### Exercise description
Reproduce every entry exactly.

### Entries shown
* * *
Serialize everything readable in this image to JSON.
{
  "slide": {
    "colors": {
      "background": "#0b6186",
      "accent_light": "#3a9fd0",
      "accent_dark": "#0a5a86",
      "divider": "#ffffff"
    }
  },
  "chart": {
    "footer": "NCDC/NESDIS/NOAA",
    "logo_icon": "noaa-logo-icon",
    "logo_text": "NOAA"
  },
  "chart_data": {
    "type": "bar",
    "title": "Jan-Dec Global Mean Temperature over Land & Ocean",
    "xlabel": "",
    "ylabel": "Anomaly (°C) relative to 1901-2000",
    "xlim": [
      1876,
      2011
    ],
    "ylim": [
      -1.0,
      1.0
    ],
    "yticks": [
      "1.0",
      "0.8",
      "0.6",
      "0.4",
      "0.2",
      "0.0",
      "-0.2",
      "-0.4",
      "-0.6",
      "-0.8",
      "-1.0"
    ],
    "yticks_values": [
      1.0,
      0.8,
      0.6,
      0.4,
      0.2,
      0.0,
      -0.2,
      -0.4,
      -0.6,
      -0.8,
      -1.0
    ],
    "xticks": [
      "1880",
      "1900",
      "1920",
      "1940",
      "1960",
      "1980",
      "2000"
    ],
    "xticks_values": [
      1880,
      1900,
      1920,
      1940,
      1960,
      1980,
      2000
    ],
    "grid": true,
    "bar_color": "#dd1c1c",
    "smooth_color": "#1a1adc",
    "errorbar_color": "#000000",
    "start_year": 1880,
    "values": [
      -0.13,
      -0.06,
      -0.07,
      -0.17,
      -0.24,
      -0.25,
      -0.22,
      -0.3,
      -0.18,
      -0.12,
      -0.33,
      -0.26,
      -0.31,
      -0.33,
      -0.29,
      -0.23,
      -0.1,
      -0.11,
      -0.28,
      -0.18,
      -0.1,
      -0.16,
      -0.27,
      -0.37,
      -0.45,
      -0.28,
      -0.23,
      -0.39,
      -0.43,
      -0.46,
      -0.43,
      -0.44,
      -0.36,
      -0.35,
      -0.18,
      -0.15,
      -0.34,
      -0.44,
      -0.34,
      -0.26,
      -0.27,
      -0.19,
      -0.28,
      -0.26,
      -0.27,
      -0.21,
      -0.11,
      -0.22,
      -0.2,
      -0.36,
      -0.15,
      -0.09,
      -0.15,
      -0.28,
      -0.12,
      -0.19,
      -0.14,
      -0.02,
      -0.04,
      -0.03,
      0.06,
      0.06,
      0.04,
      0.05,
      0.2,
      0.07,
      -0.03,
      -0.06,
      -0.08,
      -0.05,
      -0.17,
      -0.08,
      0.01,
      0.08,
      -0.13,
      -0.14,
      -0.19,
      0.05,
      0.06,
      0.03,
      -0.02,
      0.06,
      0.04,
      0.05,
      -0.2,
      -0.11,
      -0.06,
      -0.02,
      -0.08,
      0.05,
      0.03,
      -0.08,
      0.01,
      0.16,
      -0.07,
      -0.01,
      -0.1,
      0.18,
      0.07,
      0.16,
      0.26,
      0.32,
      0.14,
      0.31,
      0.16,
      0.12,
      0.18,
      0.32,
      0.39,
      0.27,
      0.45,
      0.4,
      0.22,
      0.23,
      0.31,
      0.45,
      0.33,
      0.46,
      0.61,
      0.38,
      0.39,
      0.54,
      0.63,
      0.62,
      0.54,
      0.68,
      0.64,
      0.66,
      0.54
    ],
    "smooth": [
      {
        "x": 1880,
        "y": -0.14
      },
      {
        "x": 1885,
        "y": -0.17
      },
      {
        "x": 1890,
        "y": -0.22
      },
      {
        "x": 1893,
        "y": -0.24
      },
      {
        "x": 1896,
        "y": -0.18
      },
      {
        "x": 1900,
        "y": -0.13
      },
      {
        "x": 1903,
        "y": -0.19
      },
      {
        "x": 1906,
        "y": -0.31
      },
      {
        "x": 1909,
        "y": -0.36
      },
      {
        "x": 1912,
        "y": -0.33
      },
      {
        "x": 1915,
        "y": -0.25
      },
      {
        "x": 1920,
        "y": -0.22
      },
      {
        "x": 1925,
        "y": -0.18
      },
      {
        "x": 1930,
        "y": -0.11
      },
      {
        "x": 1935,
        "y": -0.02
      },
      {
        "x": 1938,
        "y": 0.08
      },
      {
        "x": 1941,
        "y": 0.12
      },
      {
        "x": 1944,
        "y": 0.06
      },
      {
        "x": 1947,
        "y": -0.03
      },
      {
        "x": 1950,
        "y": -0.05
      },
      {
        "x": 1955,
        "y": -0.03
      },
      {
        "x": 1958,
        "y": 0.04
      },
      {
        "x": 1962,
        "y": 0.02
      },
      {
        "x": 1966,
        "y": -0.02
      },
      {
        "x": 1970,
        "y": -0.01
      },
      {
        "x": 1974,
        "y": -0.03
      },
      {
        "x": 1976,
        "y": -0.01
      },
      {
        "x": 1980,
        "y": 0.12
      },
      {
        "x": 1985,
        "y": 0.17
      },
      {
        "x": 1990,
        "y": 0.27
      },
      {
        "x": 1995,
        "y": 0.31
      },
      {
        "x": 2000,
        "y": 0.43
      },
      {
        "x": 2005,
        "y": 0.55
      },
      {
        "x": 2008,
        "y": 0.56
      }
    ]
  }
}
* * *
### Exercise result
Serialize everything readable in this image to JSON.
{
  "slide": {
    "colors": {
      "background": "#0b6186",
      "accent_light": "#3a9fd0",
      "accent_dark": "#0a5a86",
      "divider": "#ffffff"
    }
  },
  "chart": {
    "footer": "NCDC/NESDIS/NOAA",
    "logo_icon": "noaa-logo-icon",
    "logo_text": "NOAA"
  },
  "chart_data": {
    "type": "bar",
    "title": "Jan-Dec Global Mean Temperature over Land & Ocean",
    "xlabel": "",
    "ylabel": "Anomaly (°C) relative to 1901-2000",
    "xlim": [
      1876,
      2011
    ],
    "ylim": [
      -1.0,
      1.0
    ],
    "yticks": [
      "1.0",
      "0.8",
      "0.6",
      "0.4",
      "0.2",
      "0.0",
      "-0.2",
      "-0.4",
      "-0.6",
      "-0.8",
      "-1.0"
    ],
    "yticks_values": [
      1.0,
      0.8,
      0.6,
      0.4,
      0.2,
      0.0,
      -0.2,
      -0.4,
      -0.6,
      -0.8,
      -1.0
    ],
    "xticks": [
      "1880",
      "1900",
      "1920",
      "1940",
      "1960",
      "1980",
      "2000"
    ],
    "xticks_values": [
      1880,
      1900,
      1920,
      1940,
      1960,
      1980,
      2000
    ],
    "grid": true,
    "bar_color": "#dd1c1c",
    "smooth_color": "#1a1adc",
    "errorbar_color": "#000000",
    "start_year": 1880,
    "values": [
      -0.13,
      -0.06,
      -0.07,
      -0.17,
      -0.24,
      -0.25,
      -0.22,
      -0.3,
      -0.18,
      -0.12,
      -0.33,
      -0.26,
      -0.31,
      -0.33,
      -0.29,
      -0.23,
      -0.1,
      -0.11,
      -0.28,
      -0.18,
      -0.1,
      -0.16,
      -0.27,
      -0.37,
      -0.45,
      -0.28,
      -0.23,
      -0.39,
      -0.43,
      -0.46,
      -0.43,
      -0.44,
      -0.36,
      -0.35,
      -0.18,
      -0.15,
      -0.34,
      -0.44,
      -0.34,
      -0.26,
      -0.27,
      -0.19,
      -0.28,
      -0.26,
      -0.27,
      -0.21,
      -0.11,
      -0.22,
      -0.2,
      -0.36,
      -0.15,
      -0.09,
      -0.15,
      -0.28,
      -0.12,
      -0.19,
      -0.14,
      -0.02,
      -0.04,
      -0.03,
      0.06,
      0.06,
      0.04,
      0.05,
      0.2,
      0.07,
      -0.03,
      -0.06,
      -0.08,
      -0.05,
      -0.17,
      -0.08,
      0.01,
      0.08,
      -0.13,
      -0.14,
      -0.19,
      0.05,
      0.06,
      0.03,
      -0.02,
      0.06,
      0.04,
      0.05,
      -0.2,
      -0.11,
      -0.06,
      -0.02,
      -0.08,
      0.05,
      0.03,
      -0.08,
      0.01,
      0.16,
      -0.07,
      -0.01,
      -0.1,
      0.18,
      0.07,
      0.16,
      0.26,
      0.32,
      0.14,
      0.31,
      0.16,
      0.12,
      0.18,
      0.32,
      0.39,
      0.27,
      0.45,
      0.4,
      0.22,
      0.23,
      0.31,
      0.45,
      0.33,
      0.46,
      0.61,
      0.38,
      0.39,
      0.54,
      0.63,
      0.62,
      0.54,
      0.68,
      0.64,
      0.66,
      0.54
    ],
    "smooth": [
      {
        "x": 1880,
        "y": -0.14
      },
      {
        "x": 1885,
        "y": -0.17
      },
      {
        "x": 1890,
        "y": -0.22
      },
      {
        "x": 1893,
        "y": -0.24
      },
      {
        "x": 1896,
        "y": -0.18
      },
      {
        "x": 1900,
        "y": -0.13
      },
      {
        "x": 1903,
        "y": -0.19
      },
      {
        "x": 1906,
        "y": -0.31
      },
      {
        "x": 1909,
        "y": -0.36
      },
      {
        "x": 1912,
        "y": -0.33
      },
      {
        "x": 1915,
        "y": -0.25
      },
      {
        "x": 1920,
        "y": -0.22
      },
      {
        "x": 1925,
        "y": -0.18
      },
      {
        "x": 1930,
        "y": -0.11
      },
      {
        "x": 1935,
        "y": -0.02
      },
      {
        "x": 1938,
        "y": 0.08
      },
      {
        "x": 1941,
        "y": 0.12
      },
      {
        "x": 1944,
        "y": 0.06
      },
      {
        "x": 1947,
        "y": -0.03
      },
      {
        "x": 1950,
        "y": -0.05
      },
      {
        "x": 1955,
        "y": -0.03
      },
      {
        "x": 1958,
        "y": 0.04
      },
      {
        "x": 1962,
        "y": 0.02
      },
      {
        "x": 1966,
        "y": -0.02
      },
      {
        "x": 1970,
        "y": -0.01
      },
      {
        "x": 1974,
        "y": -0.03
      },
      {
        "x": 1976,
        "y": -0.01
      },
      {
        "x": 1980,
        "y": 0.12
      },
      {
        "x": 1985,
        "y": 0.17
      },
      {
        "x": 1990,
        "y": 0.27
      },
      {
        "x": 1995,
        "y": 0.31
      },
      {
        "x": 2000,
        "y": 0.43
      },
      {
        "x": 2005,
        "y": 0.55
      },
      {
        "x": 2008,
        "y": 0.56
      }
    ]
  }
}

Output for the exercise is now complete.